▶ [Work to complete]
Write out exactly the lines from the one containing "What's the underlying" through the last line of the records below, including both.
* * *
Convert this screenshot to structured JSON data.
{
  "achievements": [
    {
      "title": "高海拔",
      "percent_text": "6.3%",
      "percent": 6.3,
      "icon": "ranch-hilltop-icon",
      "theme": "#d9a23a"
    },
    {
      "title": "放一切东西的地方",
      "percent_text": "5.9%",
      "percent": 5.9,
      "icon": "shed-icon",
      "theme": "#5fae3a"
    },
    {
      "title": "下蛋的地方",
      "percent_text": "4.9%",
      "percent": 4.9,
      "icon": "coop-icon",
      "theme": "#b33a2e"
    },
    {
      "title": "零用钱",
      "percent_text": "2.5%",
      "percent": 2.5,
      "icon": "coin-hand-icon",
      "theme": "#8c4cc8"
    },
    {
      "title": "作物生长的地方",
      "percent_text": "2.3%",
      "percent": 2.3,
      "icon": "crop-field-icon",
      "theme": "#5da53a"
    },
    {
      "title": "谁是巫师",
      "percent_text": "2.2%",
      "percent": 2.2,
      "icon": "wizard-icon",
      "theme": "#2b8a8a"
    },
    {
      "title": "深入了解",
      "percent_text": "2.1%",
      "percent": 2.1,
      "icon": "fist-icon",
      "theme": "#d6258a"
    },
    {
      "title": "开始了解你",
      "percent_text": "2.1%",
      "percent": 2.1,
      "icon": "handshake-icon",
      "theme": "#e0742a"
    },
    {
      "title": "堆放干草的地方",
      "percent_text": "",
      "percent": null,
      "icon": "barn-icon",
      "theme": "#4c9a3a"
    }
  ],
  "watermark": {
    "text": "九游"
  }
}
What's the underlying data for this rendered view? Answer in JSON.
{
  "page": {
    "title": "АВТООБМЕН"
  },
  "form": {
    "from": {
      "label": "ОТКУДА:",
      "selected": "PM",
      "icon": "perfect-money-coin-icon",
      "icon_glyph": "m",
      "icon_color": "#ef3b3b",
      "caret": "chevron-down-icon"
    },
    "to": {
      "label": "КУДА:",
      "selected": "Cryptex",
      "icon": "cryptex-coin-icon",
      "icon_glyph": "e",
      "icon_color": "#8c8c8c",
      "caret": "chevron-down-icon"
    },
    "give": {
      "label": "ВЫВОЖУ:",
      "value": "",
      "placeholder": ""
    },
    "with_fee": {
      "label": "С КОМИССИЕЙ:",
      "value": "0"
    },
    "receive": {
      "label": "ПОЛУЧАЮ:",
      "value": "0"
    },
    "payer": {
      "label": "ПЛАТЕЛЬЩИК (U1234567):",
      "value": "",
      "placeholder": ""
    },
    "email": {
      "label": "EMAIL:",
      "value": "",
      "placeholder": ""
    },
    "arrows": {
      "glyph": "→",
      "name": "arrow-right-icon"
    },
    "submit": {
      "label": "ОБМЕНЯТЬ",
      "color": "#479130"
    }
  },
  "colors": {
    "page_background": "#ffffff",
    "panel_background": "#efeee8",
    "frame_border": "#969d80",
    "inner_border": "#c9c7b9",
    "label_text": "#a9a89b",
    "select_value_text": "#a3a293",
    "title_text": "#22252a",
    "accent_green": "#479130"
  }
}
* * *
▶ [In response]
What's the underlying data for this rendered view? Answer in JSON.
{
  "page": {
    "title": "АВТООБМЕН"
  },
  "form": {
    "from": {
      "label": "ОТКУДА:",
      "selected": "PM",
      "icon": "perfect-money-coin-icon",
      "icon_glyph": "m",
      "icon_color": "#ef3b3b",
      "caret": "chevron-down-icon"
    },
    "to": {
      "label": "КУДА:",
      "selected": "Cryptex",
      "icon": "cryptex-coin-icon",
      "icon_glyph": "e",
      "icon_color": "#8c8c8c",
      "caret": "chevron-down-icon"
    },
    "give": {
      "label": "ВЫВОЖУ:",
      "value": "",
      "placeholder": ""
    },
    "with_fee": {
      "label": "С КОМИССИЕЙ:",
      "value": "0"
    },
    "receive": {
      "label": "ПОЛУЧАЮ:",
      "value": "0"
    },
    "payer": {
      "label": "ПЛАТЕЛЬЩИК (U1234567):",
      "value": "",
      "placeholder": ""
    },
    "email": {
      "label": "EMAIL:",
      "value": "",
      "placeholder": ""
    },
    "arrows": {
      "glyph": "→",
      "name": "arrow-right-icon"
    },
    "submit": {
      "label": "ОБМЕНЯТЬ",
      "color": "#479130"
    }
  },
  "colors": {
    "page_background": "#ffffff",
    "panel_background": "#efeee8",
    "frame_border": "#969d80",
    "inner_border": "#c9c7b9",
    "label_text": "#a9a89b",
    "select_value_text": "#a3a293",
    "title_text": "#22252a",
    "accent_green": "#479130"
  }
}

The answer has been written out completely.